* START Material for this task *

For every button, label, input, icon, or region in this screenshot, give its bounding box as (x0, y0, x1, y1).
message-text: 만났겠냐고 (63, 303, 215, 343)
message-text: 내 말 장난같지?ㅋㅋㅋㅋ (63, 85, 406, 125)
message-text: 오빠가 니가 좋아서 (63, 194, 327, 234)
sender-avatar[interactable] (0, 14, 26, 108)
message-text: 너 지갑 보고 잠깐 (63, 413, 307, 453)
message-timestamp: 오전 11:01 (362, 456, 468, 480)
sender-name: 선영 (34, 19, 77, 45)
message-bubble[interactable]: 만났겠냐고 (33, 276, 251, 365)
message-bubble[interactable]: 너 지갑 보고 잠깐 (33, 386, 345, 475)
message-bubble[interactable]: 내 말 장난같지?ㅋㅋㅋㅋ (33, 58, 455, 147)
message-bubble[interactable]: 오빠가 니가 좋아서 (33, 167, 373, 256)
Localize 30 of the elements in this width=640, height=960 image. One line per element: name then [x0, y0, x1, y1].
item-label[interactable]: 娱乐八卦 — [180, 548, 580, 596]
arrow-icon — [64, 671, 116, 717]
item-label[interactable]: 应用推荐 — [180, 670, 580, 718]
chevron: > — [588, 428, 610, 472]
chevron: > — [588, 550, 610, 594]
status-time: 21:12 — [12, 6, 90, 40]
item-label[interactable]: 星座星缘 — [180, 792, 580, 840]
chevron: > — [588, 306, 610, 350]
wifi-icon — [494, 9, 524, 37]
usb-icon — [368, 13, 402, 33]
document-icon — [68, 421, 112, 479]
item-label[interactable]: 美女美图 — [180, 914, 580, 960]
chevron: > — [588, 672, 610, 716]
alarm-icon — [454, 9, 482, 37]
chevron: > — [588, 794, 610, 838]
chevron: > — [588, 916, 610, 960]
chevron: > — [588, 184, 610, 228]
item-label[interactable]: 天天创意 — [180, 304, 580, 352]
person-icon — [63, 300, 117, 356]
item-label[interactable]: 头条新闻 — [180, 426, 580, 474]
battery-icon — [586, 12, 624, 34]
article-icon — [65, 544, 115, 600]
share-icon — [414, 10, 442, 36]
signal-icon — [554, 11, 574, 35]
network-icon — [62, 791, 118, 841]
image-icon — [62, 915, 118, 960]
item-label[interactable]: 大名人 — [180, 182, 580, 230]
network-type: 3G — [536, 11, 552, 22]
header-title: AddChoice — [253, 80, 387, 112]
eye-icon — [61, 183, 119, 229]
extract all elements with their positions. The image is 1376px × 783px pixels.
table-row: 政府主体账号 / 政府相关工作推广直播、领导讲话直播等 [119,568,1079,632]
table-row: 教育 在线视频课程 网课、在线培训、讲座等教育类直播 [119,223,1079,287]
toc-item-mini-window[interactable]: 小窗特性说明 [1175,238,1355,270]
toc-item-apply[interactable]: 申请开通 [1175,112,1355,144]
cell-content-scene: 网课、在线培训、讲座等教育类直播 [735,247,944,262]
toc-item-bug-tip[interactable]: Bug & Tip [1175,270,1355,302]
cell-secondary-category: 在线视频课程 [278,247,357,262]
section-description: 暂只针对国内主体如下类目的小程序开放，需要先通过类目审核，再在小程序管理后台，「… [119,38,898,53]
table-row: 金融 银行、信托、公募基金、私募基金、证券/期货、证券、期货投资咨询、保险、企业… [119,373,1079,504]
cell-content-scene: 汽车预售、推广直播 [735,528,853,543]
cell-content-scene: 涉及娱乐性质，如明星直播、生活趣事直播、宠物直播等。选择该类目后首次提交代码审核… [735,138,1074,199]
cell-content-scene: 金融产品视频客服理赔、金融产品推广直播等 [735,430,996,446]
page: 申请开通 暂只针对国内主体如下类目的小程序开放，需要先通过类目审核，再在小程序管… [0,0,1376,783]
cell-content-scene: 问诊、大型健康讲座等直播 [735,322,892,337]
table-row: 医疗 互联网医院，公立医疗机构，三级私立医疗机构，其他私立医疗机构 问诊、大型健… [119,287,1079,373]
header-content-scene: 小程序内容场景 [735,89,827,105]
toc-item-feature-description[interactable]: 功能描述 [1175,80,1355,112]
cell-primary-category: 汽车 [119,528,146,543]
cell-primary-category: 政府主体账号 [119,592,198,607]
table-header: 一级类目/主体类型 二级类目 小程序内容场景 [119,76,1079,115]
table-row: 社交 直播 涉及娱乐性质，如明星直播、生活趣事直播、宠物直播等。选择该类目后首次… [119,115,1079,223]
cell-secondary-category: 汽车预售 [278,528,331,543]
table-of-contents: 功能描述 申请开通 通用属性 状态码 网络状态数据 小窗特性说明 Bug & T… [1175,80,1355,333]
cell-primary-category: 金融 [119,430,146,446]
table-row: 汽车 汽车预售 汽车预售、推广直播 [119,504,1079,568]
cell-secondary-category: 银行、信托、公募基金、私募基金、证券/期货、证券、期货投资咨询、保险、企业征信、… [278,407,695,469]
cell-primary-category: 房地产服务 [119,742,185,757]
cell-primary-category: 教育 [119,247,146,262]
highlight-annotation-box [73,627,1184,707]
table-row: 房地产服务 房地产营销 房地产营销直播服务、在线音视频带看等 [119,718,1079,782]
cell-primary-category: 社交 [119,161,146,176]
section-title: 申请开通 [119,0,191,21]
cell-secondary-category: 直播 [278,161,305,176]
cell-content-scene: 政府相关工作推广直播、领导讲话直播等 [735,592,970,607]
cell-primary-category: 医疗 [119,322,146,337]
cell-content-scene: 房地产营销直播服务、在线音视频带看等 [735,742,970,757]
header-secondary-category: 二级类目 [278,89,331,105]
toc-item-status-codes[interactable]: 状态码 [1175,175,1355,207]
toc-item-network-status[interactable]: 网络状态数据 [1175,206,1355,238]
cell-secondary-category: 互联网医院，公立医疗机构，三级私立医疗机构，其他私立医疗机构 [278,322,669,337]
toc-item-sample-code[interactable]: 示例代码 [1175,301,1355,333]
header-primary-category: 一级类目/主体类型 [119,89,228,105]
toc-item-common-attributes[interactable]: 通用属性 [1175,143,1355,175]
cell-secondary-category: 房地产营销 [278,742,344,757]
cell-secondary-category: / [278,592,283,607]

* END Material for this task *

### Short exercise
Return each line from the records above that contains the word "image".

### The output
Localize 30 of the elements in this width=640, height=960 image. One line per element: name then [x0, y0, x1, y1].
image-icon — [62, 915, 118, 960]
extract all elements with their positions. The image is 1376px × 783px pixels.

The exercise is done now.